## Given instruction
All of the entries must be reproduced exactly, with no images carried over.

## Items
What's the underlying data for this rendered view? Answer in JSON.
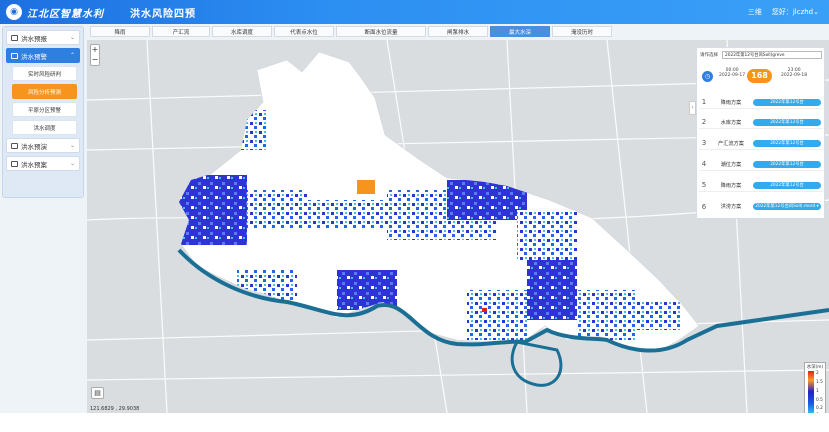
{
  "header": {
    "brand": "江北区智慧水利",
    "module": "洪水风险四预",
    "links": [
      "三维",
      "您好：",
      "jlczhd"
    ]
  },
  "sidebar": {
    "groups": [
      {
        "label": "洪水预报"
      },
      {
        "label": "洪水预警"
      },
      {
        "label": "洪水预演"
      },
      {
        "label": "洪水预案"
      }
    ],
    "sub_items": [
      "实时风险研判",
      "风险分析预测",
      "平原分区预警",
      "洪水调度"
    ]
  },
  "tabs": [
    "降雨",
    "产汇流",
    "水库调度",
    "代表点水位",
    "断面水位流量",
    "闸泵排水",
    "最大水深",
    "淹没历时"
  ],
  "map": {
    "zoom_in": "+",
    "zoom_out": "−",
    "layers_icon": "▤",
    "coords": "121.6829 , 29.9038",
    "place_labels": []
  },
  "panel": {
    "select_label": "请作选择",
    "select_value": "2022年第12号台风Soll(greve",
    "start_time": "00:00",
    "start_date": "2022-09-17",
    "end_time": "23:00",
    "end_date": "2022-09-18",
    "duration": "168",
    "plans": [
      {
        "num": "1",
        "name": "降雨方案",
        "value": "2022年第12号台"
      },
      {
        "num": "2",
        "name": "水库方案",
        "value": "2022年第12号台"
      },
      {
        "num": "3",
        "name": "产汇流方案",
        "value": "2022年第12号台"
      },
      {
        "num": "4",
        "name": "潮位方案",
        "value": "2022年第12号台"
      },
      {
        "num": "5",
        "name": "降雨方案",
        "value": "2022年第12号台"
      },
      {
        "num": "6",
        "name": "洪涝方案",
        "value": "2022年第12号台风Soll(.mord ▾"
      }
    ]
  },
  "legend": {
    "title": "水深(m)",
    "labels": [
      "2",
      "1.5",
      "1",
      "0.5",
      "0.2",
      "0"
    ]
  },
  "colors": {
    "accent": "#2f7fe0",
    "orange": "#f7941d",
    "flood_deep": "#1f2bd0",
    "river": "#1b6f95"
  }
}
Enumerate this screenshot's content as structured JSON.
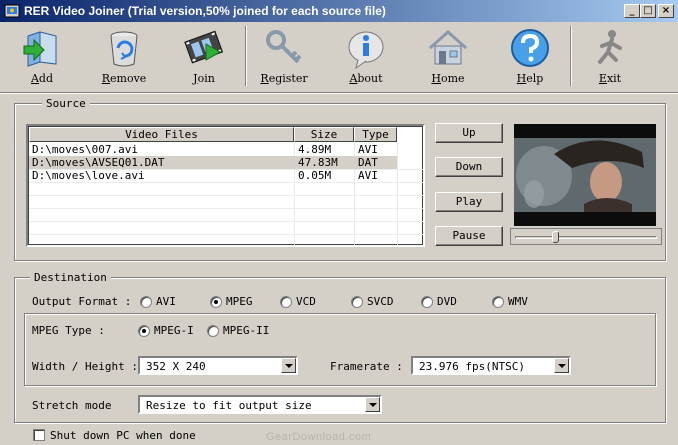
{
  "window": {
    "title": "RER Video Joiner (Trial version,50% joined for each source file)",
    "minimize_icon": "minimize-icon",
    "maximize_icon": "maximize-icon",
    "close_icon": "close-icon"
  },
  "toolbar": {
    "add": "Add",
    "remove": "Remove",
    "join": "Join",
    "register": "Register",
    "about": "About",
    "home": "Home",
    "help": "Help",
    "exit": "Exit"
  },
  "source": {
    "title": "Source",
    "columns": [
      "Video Files",
      "Size",
      "Type"
    ],
    "rows": [
      {
        "file": "D:\\moves\\007.avi",
        "size": "4.89M",
        "type": "AVI"
      },
      {
        "file": "D:\\moves\\AVSEQ01.DAT",
        "size": "47.83M",
        "type": "DAT"
      },
      {
        "file": "D:\\moves\\love.avi",
        "size": "0.05M",
        "type": "AVI"
      }
    ],
    "buttons": {
      "up": "Up",
      "down": "Down",
      "play": "Play",
      "pause": "Pause"
    },
    "slider_position": 0.27
  },
  "destination": {
    "title": "Destination",
    "output_format_label": "Output Format :",
    "formats": [
      "AVI",
      "MPEG",
      "VCD",
      "SVCD",
      "DVD",
      "WMV"
    ],
    "selected_format": "MPEG",
    "mpeg_type_label": "MPEG Type :",
    "mpeg_types": [
      "MPEG-I",
      "MPEG-II"
    ],
    "selected_mpeg_type": "MPEG-I",
    "width_height_label": "Width / Height :",
    "width_height_value": "352 X 240",
    "framerate_label": "Framerate :",
    "framerate_value": "23.976 fps(NTSC)",
    "stretch_label": "Stretch mode",
    "stretch_value": "Resize to fit output size"
  },
  "shutdown_label": "Shut down PC when done",
  "watermark": "GearDownload.com"
}
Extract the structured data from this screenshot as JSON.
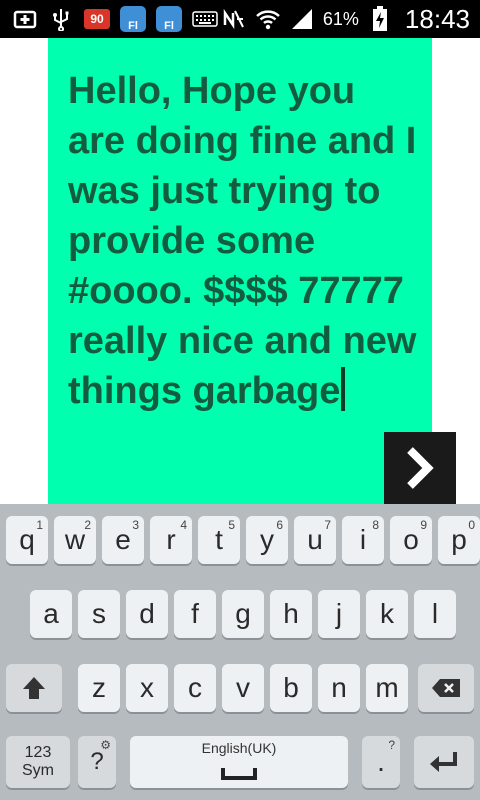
{
  "status_bar": {
    "badge": "90",
    "app1": "Fl",
    "app2": "Fl",
    "battery": "61%",
    "time": "18:43",
    "icons": [
      "add-box-icon",
      "usb-icon",
      "notification-badge",
      "app-icon",
      "app-icon",
      "keyboard-icon",
      "mute-icon",
      "wifi-icon",
      "signal-icon",
      "battery-icon"
    ]
  },
  "note": {
    "text": "Hello, Hope you are doing fine and I was just trying to provide some #oooo. $$$$ 77777 really nice and new things garbage",
    "background": "#00ffae",
    "text_color": "#135c3f"
  },
  "keyboard": {
    "row1": [
      {
        "label": "q",
        "hint": "1"
      },
      {
        "label": "w",
        "hint": "2"
      },
      {
        "label": "e",
        "hint": "3"
      },
      {
        "label": "r",
        "hint": "4"
      },
      {
        "label": "t",
        "hint": "5"
      },
      {
        "label": "y",
        "hint": "6"
      },
      {
        "label": "u",
        "hint": "7"
      },
      {
        "label": "i",
        "hint": "8"
      },
      {
        "label": "o",
        "hint": "9"
      },
      {
        "label": "p",
        "hint": "0"
      }
    ],
    "row2": [
      "a",
      "s",
      "d",
      "f",
      "g",
      "h",
      "j",
      "k",
      "l"
    ],
    "row3": [
      "z",
      "x",
      "c",
      "v",
      "b",
      "n",
      "m"
    ],
    "sym_label": "123\nSym",
    "question": "?",
    "question_hint": "⚙",
    "space_label": "English(UK)",
    "period": ".",
    "period_hint": "?"
  }
}
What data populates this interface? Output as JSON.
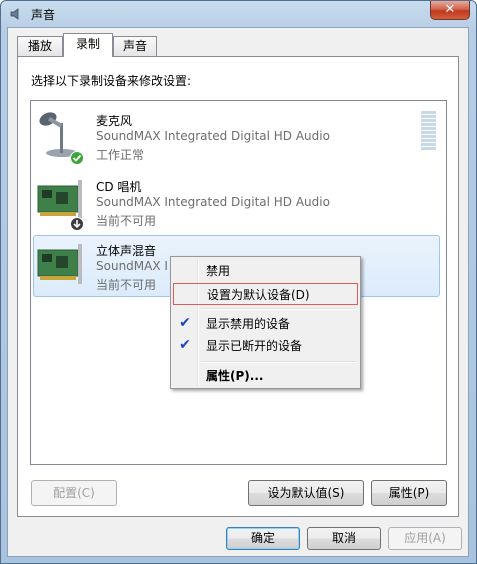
{
  "window": {
    "title": "声音",
    "close_label": "✕"
  },
  "tabs": [
    {
      "label": "播放"
    },
    {
      "label": "录制"
    },
    {
      "label": "声音"
    }
  ],
  "instruction": "选择以下录制设备来修改设置:",
  "devices": [
    {
      "name": "麦克风",
      "driver": "SoundMAX Integrated Digital HD Audio",
      "status": "工作正常"
    },
    {
      "name": "CD 唱机",
      "driver": "SoundMAX Integrated Digital HD Audio",
      "status": "当前不可用"
    },
    {
      "name": "立体声混音",
      "driver": "SoundMAX I",
      "status": "当前不可用"
    }
  ],
  "context_menu": {
    "disable": "禁用",
    "set_default": "设置为默认设备(D)",
    "show_disabled": "显示禁用的设备",
    "show_disconnected": "显示已断开的设备",
    "properties": "属性(P)..."
  },
  "buttons": {
    "configure": "配置(C)",
    "set_default": "设为默认值(S)",
    "properties": "属性(P)",
    "ok": "确定",
    "cancel": "取消",
    "apply": "应用(A)"
  },
  "colors": {
    "accent_check": "#1a46c3",
    "status_ok": "#3aa63a",
    "selection": "#dcebfc",
    "close": "#c0381d"
  },
  "icons": {
    "mic": "microphone-icon",
    "card": "sound-card-icon",
    "ok_badge": "check-badge-icon",
    "down_badge": "arrow-down-badge-icon"
  }
}
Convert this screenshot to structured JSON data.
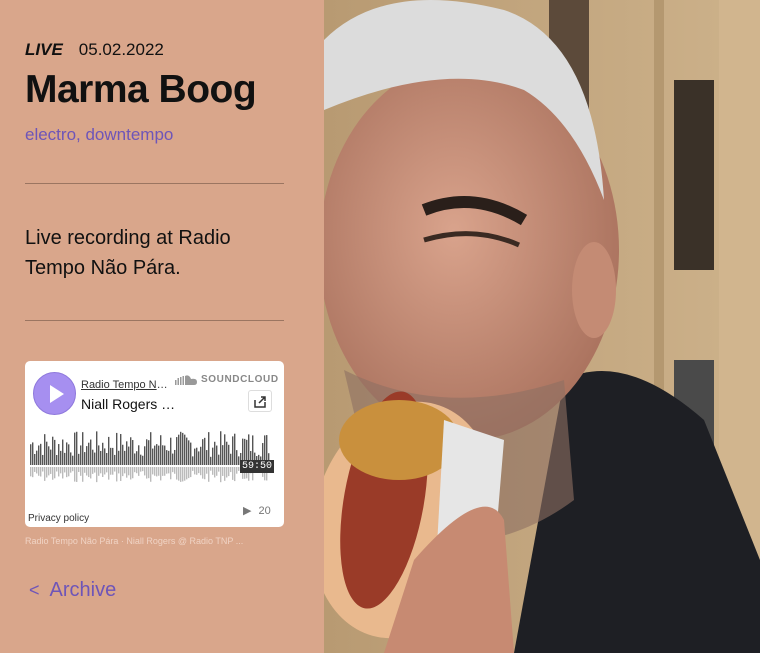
{
  "header": {
    "live_label": "LIVE",
    "date": "05.02.2022",
    "title": "Marma Boog",
    "genres": "electro, downtempo"
  },
  "description": "Live recording at Radio Tempo Não Pára.",
  "player": {
    "uploader": "Radio Tempo Não Pára",
    "track": "Niall Rogers @ Radio TNP",
    "brand": "SOUNDCLOUD",
    "duration": "59:50",
    "privacy_label": "Privacy policy",
    "play_count": "20",
    "play_icon": "play-icon",
    "share_icon": "share-icon"
  },
  "caption": "Radio Tempo Não Pára · Niall Rogers @ Radio TNP ...",
  "archive_label": "Archive",
  "colors": {
    "panel_bg": "#d9a68b",
    "accent": "#6e55b8",
    "play_button": "#a68ff0"
  },
  "photo_alt": "hero-photo"
}
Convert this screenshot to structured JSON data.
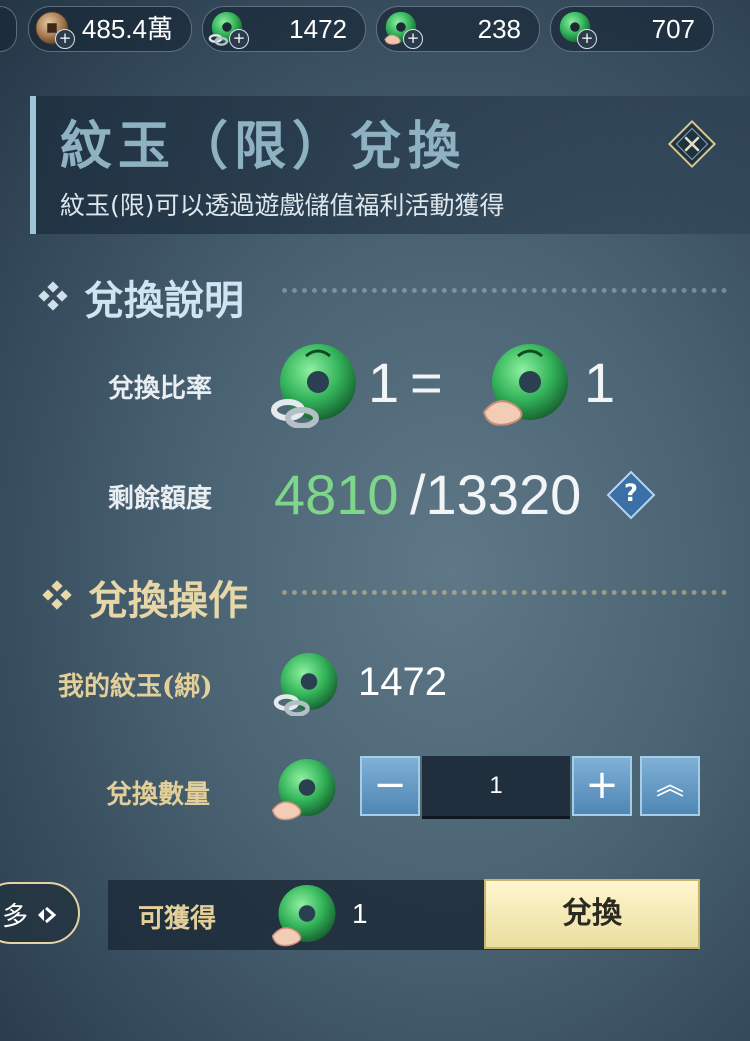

## Finished task
What's the underlying data for this rendered view? Answer in JSON.
{
  "header": {
    "brand": "江北区智慧水利",
    "module": "洪水风险四预",
    "links": [
      "三维",
      "您好：",
      "jlczhd"
    ]
  },
  "sidebar": {
    "groups": [
      {
        "label": "洪水预报"
      },
      {
        "label": "洪水预警"
      },
      {
        "label": "洪水预演"
      },
      {
        "label": "洪水预案"
      }
    ],
    "sub_items": [
      "实时风险研判",
      "风险分析预测",
      "平原分区预警",
      "洪水调度"
    ]
  },
  "tabs": [
    "降雨",
    "产汇流",
    "水库调度",
    "代表点水位",
    "断面水位流量",
    "闸泵排水",
    "最大水深",
    "淹没历时"
  ],
  "map": {
    "zoom_in": "+",
    "zoom_out": "−",
    "layers_icon": "▤",
    "coords": "121.6829 , 29.9038",
    "place_labels": []
  },
  "panel": {
    "select_label": "请作选择",
    "select_value": "2022年第12号台风Soll(greve",
    "start_time": "00:00",
    "start_date": "2022-09-17",
    "end_time": "23:00",
    "end_date": "2022-09-18",
    "duration": "168",
    "plans": [
      {
        "num": "1",
        "name": "降雨方案",
        "value": "2022年第12号台"
      },
      {
        "num": "2",
        "name": "水库方案",
        "value": "2022年第12号台"
      },
      {
        "num": "3",
        "name": "产汇流方案",
        "value": "2022年第12号台"
      },
      {
        "num": "4",
        "name": "潮位方案",
        "value": "2022年第12号台"
      },
      {
        "num": "5",
        "name": "降雨方案",
        "value": "2022年第12号台"
      },
      {
        "num": "6",
        "name": "洪涝方案",
        "value": "2022年第12号台风Soll(.mord ▾"
      }
    ]
  },
  "legend": {
    "title": "水深(m)",
    "labels": [
      "2",
      "1.5",
      "1",
      "0.5",
      "0.2",
      "0"
    ]
  },
  "colors": {
    "accent": "#2f7fe0",
    "orange": "#f7941d",
    "flood_deep": "#1f2bd0",
    "river": "#1b6f95"
  }
}
Enumerate this screenshot's content as structured JSON.
{
  "window": {
    "title": "RER Video Joiner (Trial version,50% joined for each source file)",
    "minimize_icon": "minimize-icon",
    "maximize_icon": "maximize-icon",
    "close_icon": "close-icon"
  },
  "toolbar": {
    "add": "Add",
    "remove": "Remove",
    "join": "Join",
    "register": "Register",
    "about": "About",
    "home": "Home",
    "help": "Help",
    "exit": "Exit"
  },
  "source": {
    "title": "Source",
    "columns": [
      "Video Files",
      "Size",
      "Type"
    ],
    "rows": [
      {
        "file": "D:\\moves\\007.avi",
        "size": "4.89M",
        "type": "AVI"
      },
      {
        "file": "D:\\moves\\AVSEQ01.DAT",
        "size": "47.83M",
        "type": "DAT"
      },
      {
        "file": "D:\\moves\\love.avi",
        "size": "0.05M",
        "type": "AVI"
      }
    ],
    "buttons": {
      "up": "Up",
      "down": "Down",
      "play": "Play",
      "pause": "Pause"
    },
    "slider_position": 0.27
  },
  "destination": {
    "title": "Destination",
    "output_format_label": "Output Format :",
    "formats": [
      "AVI",
      "MPEG",
      "VCD",
      "SVCD",
      "DVD",
      "WMV"
    ],
    "selected_format": "MPEG",
    "mpeg_type_label": "MPEG Type :",
    "mpeg_types": [
      "MPEG-I",
      "MPEG-II"
    ],
    "selected_mpeg_type": "MPEG-I",
    "width_height_label": "Width / Height :",
    "width_height_value": "352 X 240",
    "framerate_label": "Framerate :",
    "framerate_value": "23.976 fps(NTSC)",
    "stretch_label": "Stretch mode",
    "stretch_value": "Resize to fit output size"
  },
  "shutdown_label": "Shut down PC when done",
  "watermark": "GearDownload.com"
}
Extract the structured data from this screenshot as JSON.
{
  "status_bar": {
    "badge": "90",
    "app1": "Fl",
    "app2": "Fl",
    "battery": "61%",
    "time": "18:43",
    "icons": [
      "add-box-icon",
      "usb-icon",
      "notification-badge",
      "app-icon",
      "app-icon",
      "keyboard-icon",
      "mute-icon",
      "wifi-icon",
      "signal-icon",
      "battery-icon"
    ]
  },
  "note": {
    "text": "Hello, Hope you are doing fine and I was just trying to provide some #oooo. $$$$ 77777 really nice and new things garbage",
    "background": "#00ffae",
    "text_color": "#135c3f"
  },
  "keyboard": {
    "row1": [
      {
        "label": "q",
        "hint": "1"
      },
      {
        "label": "w",
        "hint": "2"
      },
      {
        "label": "e",
        "hint": "3"
      },
      {
        "label": "r",
        "hint": "4"
      },
      {
        "label": "t",
        "hint": "5"
      },
      {
        "label": "y",
        "hint": "6"
      },
      {
        "label": "u",
        "hint": "7"
      },
      {
        "label": "i",
        "hint": "8"
      },
      {
        "label": "o",
        "hint": "9"
      },
      {
        "label": "p",
        "hint": "0"
      }
    ],
    "row2": [
      "a",
      "s",
      "d",
      "f",
      "g",
      "h",
      "j",
      "k",
      "l"
    ],
    "row3": [
      "z",
      "x",
      "c",
      "v",
      "b",
      "n",
      "m"
    ],
    "sym_label": "123\nSym",
    "question": "?",
    "question_hint": "⚙",
    "space_label": "English(UK)",
    "period": ".",
    "period_hint": "?"
  }
}
What data populates this interface? Output as JSON.
{
  "window": {
    "title": "声音",
    "close_label": "✕"
  },
  "tabs": [
    {
      "label": "播放"
    },
    {
      "label": "录制"
    },
    {
      "label": "声音"
    }
  ],
  "instruction": "选择以下录制设备来修改设置:",
  "devices": [
    {
      "name": "麦克风",
      "driver": "SoundMAX Integrated Digital HD Audio",
      "status": "工作正常"
    },
    {
      "name": "CD 唱机",
      "driver": "SoundMAX Integrated Digital HD Audio",
      "status": "当前不可用"
    },
    {
      "name": "立体声混音",
      "driver": "SoundMAX I",
      "status": "当前不可用"
    }
  ],
  "context_menu": {
    "disable": "禁用",
    "set_default": "设置为默认设备(D)",
    "show_disabled": "显示禁用的设备",
    "show_disconnected": "显示已断开的设备",
    "properties": "属性(P)..."
  },
  "buttons": {
    "configure": "配置(C)",
    "set_default": "设为默认值(S)",
    "properties": "属性(P)",
    "ok": "确定",
    "cancel": "取消",
    "apply": "应用(A)"
  },
  "colors": {
    "accent_check": "#1a46c3",
    "status_ok": "#3aa63a",
    "selection": "#dcebfc",
    "close": "#c0381d"
  },
  "icons": {
    "mic": "microphone-icon",
    "card": "sound-card-icon",
    "ok_badge": "check-badge-icon",
    "down_badge": "arrow-down-badge-icon"
  }
}
Convert this screenshot to structured JSON data.
{
  "header": {
    "live_label": "LIVE",
    "date": "05.02.2022",
    "title": "Marma Boog",
    "genres": "electro, downtempo"
  },
  "description": "Live recording at Radio Tempo Não Pára.",
  "player": {
    "uploader": "Radio Tempo Não Pára",
    "track": "Niall Rogers @ Radio TNP",
    "brand": "SOUNDCLOUD",
    "duration": "59:50",
    "privacy_label": "Privacy policy",
    "play_count": "20",
    "play_icon": "play-icon",
    "share_icon": "share-icon"
  },
  "caption": "Radio Tempo Não Pára · Niall Rogers @ Radio TNP ...",
  "archive_label": "Archive",
  "colors": {
    "panel_bg": "#d9a68b",
    "accent": "#6e55b8",
    "play_button": "#a68ff0"
  },
  "photo_alt": "hero-photo"
}
Convert this screenshot to structured JSON data.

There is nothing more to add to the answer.